## [WHAT IS NEEDED]
Tally the lines containing "的计算与分析方法之" and report the number alone.

>>>>

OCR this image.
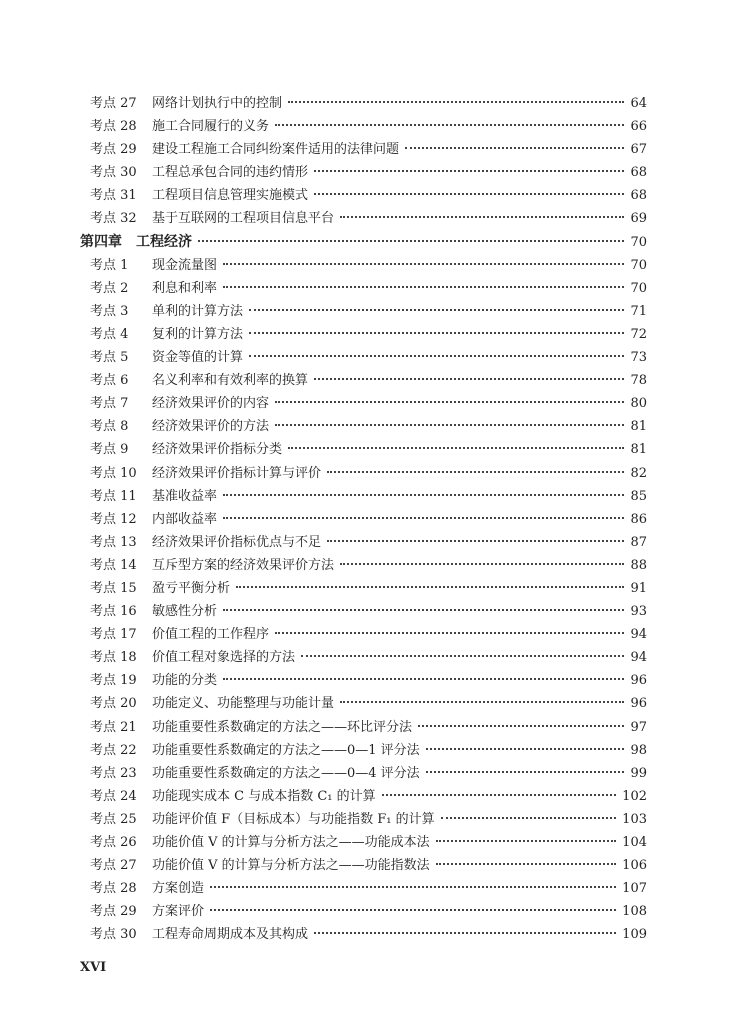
考点 27	网络计划执行中的控制	64
考点 28	施工合同履行的义务	66
考点 29	建设工程施工合同纠纷案件适用的法律问题	67
考点 30	工程总承包合同的违约情形	68
考点 31	工程项目信息管理实施模式	68
考点 32	基于互联网的工程项目信息平台	69
第四章	工程经济	70
考点 1	现金流量图	70
考点 2	利息和利率	70
考点 3	单利的计算方法	71
考点 4	复利的计算方法	72
考点 5	资金等值的计算	73
考点 6	名义利率和有效利率的换算	78
考点 7	经济效果评价的内容	80
考点 8	经济效果评价的方法	81
考点 9	经济效果评价指标分类	81
考点 10	经济效果评价指标计算与评价	82
考点 11	基准收益率	85
考点 12	内部收益率	86
考点 13	经济效果评价指标优点与不足	87
考点 14	互斥型方案的经济效果评价方法	88
考点 15	盈亏平衡分析	91
考点 16	敏感性分析	93
考点 17	价值工程的工作程序	94
考点 18	价值工程对象选择的方法	94
考点 19	功能的分类	96
考点 20	功能定义、功能整理与功能计量	96
考点 21	功能重要性系数确定的方法之——环比评分法	97
考点 22	功能重要性系数确定的方法之——0—1 评分法	98
考点 23	功能重要性系数确定的方法之——0—4 评分法	99
考点 24	功能现实成本 C 与成本指数 C₁ 的计算	102
考点 25	功能评价值 F（目标成本）与功能指数 F₁ 的计算	103
考点 26	功能价值 V 的计算与分析方法之——功能成本法	104
考点 27	功能价值 V 的计算与分析方法之——功能指数法	106
考点 28	方案创造	107
考点 29	方案评价	108
考点 30	工程寿命周期成本及其构成	109
XVI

<<<<

## [FINISHED EXERCISE]
2